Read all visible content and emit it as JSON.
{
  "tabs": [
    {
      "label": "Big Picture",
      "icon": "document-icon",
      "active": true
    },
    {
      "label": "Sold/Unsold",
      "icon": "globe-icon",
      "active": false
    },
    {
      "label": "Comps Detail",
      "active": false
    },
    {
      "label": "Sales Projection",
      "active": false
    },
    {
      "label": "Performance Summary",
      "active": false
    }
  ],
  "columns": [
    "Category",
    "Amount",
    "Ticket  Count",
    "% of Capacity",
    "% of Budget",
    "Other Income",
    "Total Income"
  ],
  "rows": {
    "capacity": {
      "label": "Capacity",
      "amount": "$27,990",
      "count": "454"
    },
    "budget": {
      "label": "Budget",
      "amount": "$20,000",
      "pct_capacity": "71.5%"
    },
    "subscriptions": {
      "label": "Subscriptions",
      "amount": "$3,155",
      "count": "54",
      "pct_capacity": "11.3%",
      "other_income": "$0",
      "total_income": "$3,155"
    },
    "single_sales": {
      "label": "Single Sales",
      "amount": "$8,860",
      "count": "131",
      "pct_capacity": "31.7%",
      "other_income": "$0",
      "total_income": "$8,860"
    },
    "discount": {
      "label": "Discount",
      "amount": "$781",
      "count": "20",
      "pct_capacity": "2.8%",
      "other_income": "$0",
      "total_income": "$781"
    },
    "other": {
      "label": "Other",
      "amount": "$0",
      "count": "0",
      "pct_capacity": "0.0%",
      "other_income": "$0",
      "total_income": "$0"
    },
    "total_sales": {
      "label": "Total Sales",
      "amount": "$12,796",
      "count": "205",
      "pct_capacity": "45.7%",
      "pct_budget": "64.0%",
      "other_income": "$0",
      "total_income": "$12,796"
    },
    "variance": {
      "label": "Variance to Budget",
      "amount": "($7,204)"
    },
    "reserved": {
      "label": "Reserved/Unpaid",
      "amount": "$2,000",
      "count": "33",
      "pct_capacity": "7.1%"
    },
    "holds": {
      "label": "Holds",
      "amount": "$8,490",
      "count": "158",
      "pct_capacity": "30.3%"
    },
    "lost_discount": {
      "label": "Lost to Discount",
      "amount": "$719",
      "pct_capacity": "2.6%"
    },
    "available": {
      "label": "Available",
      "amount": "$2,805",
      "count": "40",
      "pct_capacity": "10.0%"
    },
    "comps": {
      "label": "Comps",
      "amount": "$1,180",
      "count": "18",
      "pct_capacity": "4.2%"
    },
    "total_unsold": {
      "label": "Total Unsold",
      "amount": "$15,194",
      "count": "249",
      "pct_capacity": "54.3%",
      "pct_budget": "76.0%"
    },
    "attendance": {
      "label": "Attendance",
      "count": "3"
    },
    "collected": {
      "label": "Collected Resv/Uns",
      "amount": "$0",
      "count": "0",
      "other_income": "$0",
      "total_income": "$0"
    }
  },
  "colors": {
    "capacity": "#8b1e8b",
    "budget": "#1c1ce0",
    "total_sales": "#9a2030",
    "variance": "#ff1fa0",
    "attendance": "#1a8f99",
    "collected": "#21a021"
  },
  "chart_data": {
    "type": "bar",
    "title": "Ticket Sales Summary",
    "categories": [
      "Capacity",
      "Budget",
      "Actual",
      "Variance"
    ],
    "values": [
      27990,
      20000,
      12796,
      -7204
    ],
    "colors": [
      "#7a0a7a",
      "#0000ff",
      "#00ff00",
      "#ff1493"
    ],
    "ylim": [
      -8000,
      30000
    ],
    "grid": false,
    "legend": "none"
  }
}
--------------------------------
Exercise directions: Report the number of lines in the entries above that include the word "Ticket" and add nothing to it.

Exercise solution: 2